→ **INSTRUCTION**
Render every entry verbatim.

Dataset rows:

'''

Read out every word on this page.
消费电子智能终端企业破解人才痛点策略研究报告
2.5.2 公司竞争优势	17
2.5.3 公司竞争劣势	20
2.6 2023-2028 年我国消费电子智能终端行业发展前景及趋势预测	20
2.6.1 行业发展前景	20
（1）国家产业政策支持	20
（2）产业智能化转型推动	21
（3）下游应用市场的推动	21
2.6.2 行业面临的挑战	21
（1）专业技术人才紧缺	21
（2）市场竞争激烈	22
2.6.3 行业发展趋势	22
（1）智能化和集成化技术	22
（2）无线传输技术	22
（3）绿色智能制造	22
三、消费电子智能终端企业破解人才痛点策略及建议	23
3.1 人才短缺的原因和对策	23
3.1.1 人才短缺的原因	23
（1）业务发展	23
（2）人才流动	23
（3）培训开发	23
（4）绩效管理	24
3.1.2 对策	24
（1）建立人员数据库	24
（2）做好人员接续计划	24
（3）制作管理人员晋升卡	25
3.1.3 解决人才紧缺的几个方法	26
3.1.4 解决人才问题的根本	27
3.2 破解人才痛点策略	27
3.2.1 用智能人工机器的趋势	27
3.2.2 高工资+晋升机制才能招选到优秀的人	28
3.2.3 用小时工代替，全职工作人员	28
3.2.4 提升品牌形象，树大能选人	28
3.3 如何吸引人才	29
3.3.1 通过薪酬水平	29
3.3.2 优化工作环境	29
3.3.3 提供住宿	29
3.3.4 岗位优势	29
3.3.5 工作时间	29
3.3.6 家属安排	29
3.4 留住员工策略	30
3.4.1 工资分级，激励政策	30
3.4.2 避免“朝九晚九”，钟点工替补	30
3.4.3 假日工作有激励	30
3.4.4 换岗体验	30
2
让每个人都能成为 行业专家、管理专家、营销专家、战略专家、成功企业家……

'''

→ **EXERCISE RESULT**
Read out every word on this page.
消费电子智能终端企业破解人才痛点策略研究报告
2.5.2 公司竞争优势	17
2.5.3 公司竞争劣势	20
2.6 2023-2028 年我国消费电子智能终端行业发展前景及趋势预测	20
2.6.1 行业发展前景	20
（1）国家产业政策支持	20
（2）产业智能化转型推动	21
（3）下游应用市场的推动	21
2.6.2 行业面临的挑战	21
（1）专业技术人才紧缺	21
（2）市场竞争激烈	22
2.6.3 行业发展趋势	22
（1）智能化和集成化技术	22
（2）无线传输技术	22
（3）绿色智能制造	22
三、消费电子智能终端企业破解人才痛点策略及建议	23
3.1 人才短缺的原因和对策	23
3.1.1 人才短缺的原因	23
（1）业务发展	23
（2）人才流动	23
（3）培训开发	23
（4）绩效管理	24
3.1.2 对策	24
（1）建立人员数据库	24
（2）做好人员接续计划	24
（3）制作管理人员晋升卡	25
3.1.3 解决人才紧缺的几个方法	26
3.1.4 解决人才问题的根本	27
3.2 破解人才痛点策略	27
3.2.1 用智能人工机器的趋势	27
3.2.2 高工资+晋升机制才能招选到优秀的人	28
3.2.3 用小时工代替，全职工作人员	28
3.2.4 提升品牌形象，树大能选人	28
3.3 如何吸引人才	29
3.3.1 通过薪酬水平	29
3.3.2 优化工作环境	29
3.3.3 提供住宿	29
3.3.4 岗位优势	29
3.3.5 工作时间	29
3.3.6 家属安排	29
3.4 留住员工策略	30
3.4.1 工资分级，激励政策	30
3.4.2 避免“朝九晚九”，钟点工替补	30
3.4.3 假日工作有激励	30
3.4.4 换岗体验	30
2
让每个人都能成为 行业专家、管理专家、营销专家、战略专家、成功企业家……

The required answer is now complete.